* WRITTEN INSTRUCTION:
Write out all of the data without omission, exactly as shown.

Stored items:
================
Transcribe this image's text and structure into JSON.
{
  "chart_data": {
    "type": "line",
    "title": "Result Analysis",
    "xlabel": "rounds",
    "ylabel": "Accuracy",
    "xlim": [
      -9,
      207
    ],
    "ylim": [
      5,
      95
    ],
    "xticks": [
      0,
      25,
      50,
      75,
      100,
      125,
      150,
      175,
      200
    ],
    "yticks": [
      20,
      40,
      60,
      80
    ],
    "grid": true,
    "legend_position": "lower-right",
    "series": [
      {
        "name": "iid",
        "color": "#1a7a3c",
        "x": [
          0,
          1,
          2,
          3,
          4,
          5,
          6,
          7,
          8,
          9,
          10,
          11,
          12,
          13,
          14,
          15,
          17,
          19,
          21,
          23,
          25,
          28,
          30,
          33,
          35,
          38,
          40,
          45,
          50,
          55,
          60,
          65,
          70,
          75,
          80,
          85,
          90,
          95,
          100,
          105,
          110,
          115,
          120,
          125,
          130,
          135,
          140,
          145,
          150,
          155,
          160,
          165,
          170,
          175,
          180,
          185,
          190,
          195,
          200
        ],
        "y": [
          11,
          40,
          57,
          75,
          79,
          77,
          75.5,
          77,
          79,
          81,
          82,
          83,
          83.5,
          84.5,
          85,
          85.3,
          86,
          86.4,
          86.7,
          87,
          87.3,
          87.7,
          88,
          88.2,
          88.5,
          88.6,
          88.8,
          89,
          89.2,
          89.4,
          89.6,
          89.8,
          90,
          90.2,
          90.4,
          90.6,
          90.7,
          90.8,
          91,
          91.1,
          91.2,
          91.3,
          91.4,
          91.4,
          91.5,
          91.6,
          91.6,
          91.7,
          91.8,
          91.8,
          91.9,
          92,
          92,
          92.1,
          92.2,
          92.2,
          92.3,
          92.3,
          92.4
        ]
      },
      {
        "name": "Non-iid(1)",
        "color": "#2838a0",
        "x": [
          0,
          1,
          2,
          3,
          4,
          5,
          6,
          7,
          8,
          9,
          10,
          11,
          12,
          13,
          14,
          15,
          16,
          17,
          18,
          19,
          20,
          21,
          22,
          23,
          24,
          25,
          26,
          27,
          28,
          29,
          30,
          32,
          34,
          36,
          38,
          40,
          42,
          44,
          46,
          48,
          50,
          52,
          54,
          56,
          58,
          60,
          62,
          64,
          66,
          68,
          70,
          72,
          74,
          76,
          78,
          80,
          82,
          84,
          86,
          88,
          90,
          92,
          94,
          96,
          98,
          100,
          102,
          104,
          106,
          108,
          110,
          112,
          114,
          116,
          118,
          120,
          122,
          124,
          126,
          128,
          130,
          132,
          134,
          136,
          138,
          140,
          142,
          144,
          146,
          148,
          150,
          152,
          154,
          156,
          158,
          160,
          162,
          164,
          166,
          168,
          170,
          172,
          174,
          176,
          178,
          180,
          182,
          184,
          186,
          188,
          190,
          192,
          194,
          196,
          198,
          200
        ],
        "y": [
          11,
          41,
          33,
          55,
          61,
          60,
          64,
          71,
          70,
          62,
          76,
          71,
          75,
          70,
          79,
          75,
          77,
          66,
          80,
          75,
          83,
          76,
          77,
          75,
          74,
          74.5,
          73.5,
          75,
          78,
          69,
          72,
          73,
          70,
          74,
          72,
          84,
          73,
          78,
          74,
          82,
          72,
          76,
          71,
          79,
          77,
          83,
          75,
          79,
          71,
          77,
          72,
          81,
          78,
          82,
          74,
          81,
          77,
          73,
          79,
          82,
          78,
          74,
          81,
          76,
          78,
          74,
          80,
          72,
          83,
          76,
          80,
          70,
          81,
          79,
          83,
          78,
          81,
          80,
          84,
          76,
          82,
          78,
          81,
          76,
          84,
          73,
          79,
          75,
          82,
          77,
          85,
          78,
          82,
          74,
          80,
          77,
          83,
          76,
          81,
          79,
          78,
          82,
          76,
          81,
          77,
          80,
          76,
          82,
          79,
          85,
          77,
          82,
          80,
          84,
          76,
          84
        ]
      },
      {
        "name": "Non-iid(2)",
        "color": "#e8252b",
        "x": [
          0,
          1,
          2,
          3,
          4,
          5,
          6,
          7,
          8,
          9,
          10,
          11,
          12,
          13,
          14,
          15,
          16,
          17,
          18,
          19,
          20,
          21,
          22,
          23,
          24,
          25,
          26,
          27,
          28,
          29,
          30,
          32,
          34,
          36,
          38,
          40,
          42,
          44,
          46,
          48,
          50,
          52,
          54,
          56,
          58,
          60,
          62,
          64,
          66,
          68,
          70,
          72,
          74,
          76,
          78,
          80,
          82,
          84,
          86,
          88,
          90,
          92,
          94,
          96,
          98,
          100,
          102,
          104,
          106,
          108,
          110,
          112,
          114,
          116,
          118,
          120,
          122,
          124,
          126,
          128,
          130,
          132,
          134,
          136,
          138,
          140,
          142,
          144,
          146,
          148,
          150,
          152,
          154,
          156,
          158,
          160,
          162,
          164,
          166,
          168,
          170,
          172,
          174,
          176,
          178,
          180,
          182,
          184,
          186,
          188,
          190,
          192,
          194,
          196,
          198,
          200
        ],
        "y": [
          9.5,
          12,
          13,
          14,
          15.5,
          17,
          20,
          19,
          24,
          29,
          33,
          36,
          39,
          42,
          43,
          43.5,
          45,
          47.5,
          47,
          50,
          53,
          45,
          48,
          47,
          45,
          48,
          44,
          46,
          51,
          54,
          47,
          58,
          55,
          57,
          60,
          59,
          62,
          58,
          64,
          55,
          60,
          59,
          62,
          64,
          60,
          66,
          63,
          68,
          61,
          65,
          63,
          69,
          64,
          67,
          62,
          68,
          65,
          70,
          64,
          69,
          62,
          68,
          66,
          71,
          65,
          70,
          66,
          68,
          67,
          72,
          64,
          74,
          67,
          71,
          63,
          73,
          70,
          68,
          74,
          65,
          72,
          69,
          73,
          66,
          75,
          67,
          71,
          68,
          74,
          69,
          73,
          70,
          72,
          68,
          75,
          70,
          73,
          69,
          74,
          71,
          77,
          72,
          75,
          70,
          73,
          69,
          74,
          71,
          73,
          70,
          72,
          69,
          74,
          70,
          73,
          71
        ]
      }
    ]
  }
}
================
* ANSWER TO THE PROBLEM:
Transcribe this image's text and structure into JSON.
{
  "chart_data": {
    "type": "line",
    "title": "Result Analysis",
    "xlabel": "rounds",
    "ylabel": "Accuracy",
    "xlim": [
      -9,
      207
    ],
    "ylim": [
      5,
      95
    ],
    "xticks": [
      0,
      25,
      50,
      75,
      100,
      125,
      150,
      175,
      200
    ],
    "yticks": [
      20,
      40,
      60,
      80
    ],
    "grid": true,
    "legend_position": "lower-right",
    "series": [
      {
        "name": "iid",
        "color": "#1a7a3c",
        "x": [
          0,
          1,
          2,
          3,
          4,
          5,
          6,
          7,
          8,
          9,
          10,
          11,
          12,
          13,
          14,
          15,
          17,
          19,
          21,
          23,
          25,
          28,
          30,
          33,
          35,
          38,
          40,
          45,
          50,
          55,
          60,
          65,
          70,
          75,
          80,
          85,
          90,
          95,
          100,
          105,
          110,
          115,
          120,
          125,
          130,
          135,
          140,
          145,
          150,
          155,
          160,
          165,
          170,
          175,
          180,
          185,
          190,
          195,
          200
        ],
        "y": [
          11,
          40,
          57,
          75,
          79,
          77,
          75.5,
          77,
          79,
          81,
          82,
          83,
          83.5,
          84.5,
          85,
          85.3,
          86,
          86.4,
          86.7,
          87,
          87.3,
          87.7,
          88,
          88.2,
          88.5,
          88.6,
          88.8,
          89,
          89.2,
          89.4,
          89.6,
          89.8,
          90,
          90.2,
          90.4,
          90.6,
          90.7,
          90.8,
          91,
          91.1,
          91.2,
          91.3,
          91.4,
          91.4,
          91.5,
          91.6,
          91.6,
          91.7,
          91.8,
          91.8,
          91.9,
          92,
          92,
          92.1,
          92.2,
          92.2,
          92.3,
          92.3,
          92.4
        ]
      },
      {
        "name": "Non-iid(1)",
        "color": "#2838a0",
        "x": [
          0,
          1,
          2,
          3,
          4,
          5,
          6,
          7,
          8,
          9,
          10,
          11,
          12,
          13,
          14,
          15,
          16,
          17,
          18,
          19,
          20,
          21,
          22,
          23,
          24,
          25,
          26,
          27,
          28,
          29,
          30,
          32,
          34,
          36,
          38,
          40,
          42,
          44,
          46,
          48,
          50,
          52,
          54,
          56,
          58,
          60,
          62,
          64,
          66,
          68,
          70,
          72,
          74,
          76,
          78,
          80,
          82,
          84,
          86,
          88,
          90,
          92,
          94,
          96,
          98,
          100,
          102,
          104,
          106,
          108,
          110,
          112,
          114,
          116,
          118,
          120,
          122,
          124,
          126,
          128,
          130,
          132,
          134,
          136,
          138,
          140,
          142,
          144,
          146,
          148,
          150,
          152,
          154,
          156,
          158,
          160,
          162,
          164,
          166,
          168,
          170,
          172,
          174,
          176,
          178,
          180,
          182,
          184,
          186,
          188,
          190,
          192,
          194,
          196,
          198,
          200
        ],
        "y": [
          11,
          41,
          33,
          55,
          61,
          60,
          64,
          71,
          70,
          62,
          76,
          71,
          75,
          70,
          79,
          75,
          77,
          66,
          80,
          75,
          83,
          76,
          77,
          75,
          74,
          74.5,
          73.5,
          75,
          78,
          69,
          72,
          73,
          70,
          74,
          72,
          84,
          73,
          78,
          74,
          82,
          72,
          76,
          71,
          79,
          77,
          83,
          75,
          79,
          71,
          77,
          72,
          81,
          78,
          82,
          74,
          81,
          77,
          73,
          79,
          82,
          78,
          74,
          81,
          76,
          78,
          74,
          80,
          72,
          83,
          76,
          80,
          70,
          81,
          79,
          83,
          78,
          81,
          80,
          84,
          76,
          82,
          78,
          81,
          76,
          84,
          73,
          79,
          75,
          82,
          77,
          85,
          78,
          82,
          74,
          80,
          77,
          83,
          76,
          81,
          79,
          78,
          82,
          76,
          81,
          77,
          80,
          76,
          82,
          79,
          85,
          77,
          82,
          80,
          84,
          76,
          84
        ]
      },
      {
        "name": "Non-iid(2)",
        "color": "#e8252b",
        "x": [
          0,
          1,
          2,
          3,
          4,
          5,
          6,
          7,
          8,
          9,
          10,
          11,
          12,
          13,
          14,
          15,
          16,
          17,
          18,
          19,
          20,
          21,
          22,
          23,
          24,
          25,
          26,
          27,
          28,
          29,
          30,
          32,
          34,
          36,
          38,
          40,
          42,
          44,
          46,
          48,
          50,
          52,
          54,
          56,
          58,
          60,
          62,
          64,
          66,
          68,
          70,
          72,
          74,
          76,
          78,
          80,
          82,
          84,
          86,
          88,
          90,
          92,
          94,
          96,
          98,
          100,
          102,
          104,
          106,
          108,
          110,
          112,
          114,
          116,
          118,
          120,
          122,
          124,
          126,
          128,
          130,
          132,
          134,
          136,
          138,
          140,
          142,
          144,
          146,
          148,
          150,
          152,
          154,
          156,
          158,
          160,
          162,
          164,
          166,
          168,
          170,
          172,
          174,
          176,
          178,
          180,
          182,
          184,
          186,
          188,
          190,
          192,
          194,
          196,
          198,
          200
        ],
        "y": [
          9.5,
          12,
          13,
          14,
          15.5,
          17,
          20,
          19,
          24,
          29,
          33,
          36,
          39,
          42,
          43,
          43.5,
          45,
          47.5,
          47,
          50,
          53,
          45,
          48,
          47,
          45,
          48,
          44,
          46,
          51,
          54,
          47,
          58,
          55,
          57,
          60,
          59,
          62,
          58,
          64,
          55,
          60,
          59,
          62,
          64,
          60,
          66,
          63,
          68,
          61,
          65,
          63,
          69,
          64,
          67,
          62,
          68,
          65,
          70,
          64,
          69,
          62,
          68,
          66,
          71,
          65,
          70,
          66,
          68,
          67,
          72,
          64,
          74,
          67,
          71,
          63,
          73,
          70,
          68,
          74,
          65,
          72,
          69,
          73,
          66,
          75,
          67,
          71,
          68,
          74,
          69,
          73,
          70,
          72,
          68,
          75,
          70,
          73,
          69,
          74,
          71,
          77,
          72,
          75,
          70,
          73,
          69,
          74,
          71,
          73,
          70,
          72,
          69,
          74,
          70,
          73,
          71
        ]
      }
    ]
  }
}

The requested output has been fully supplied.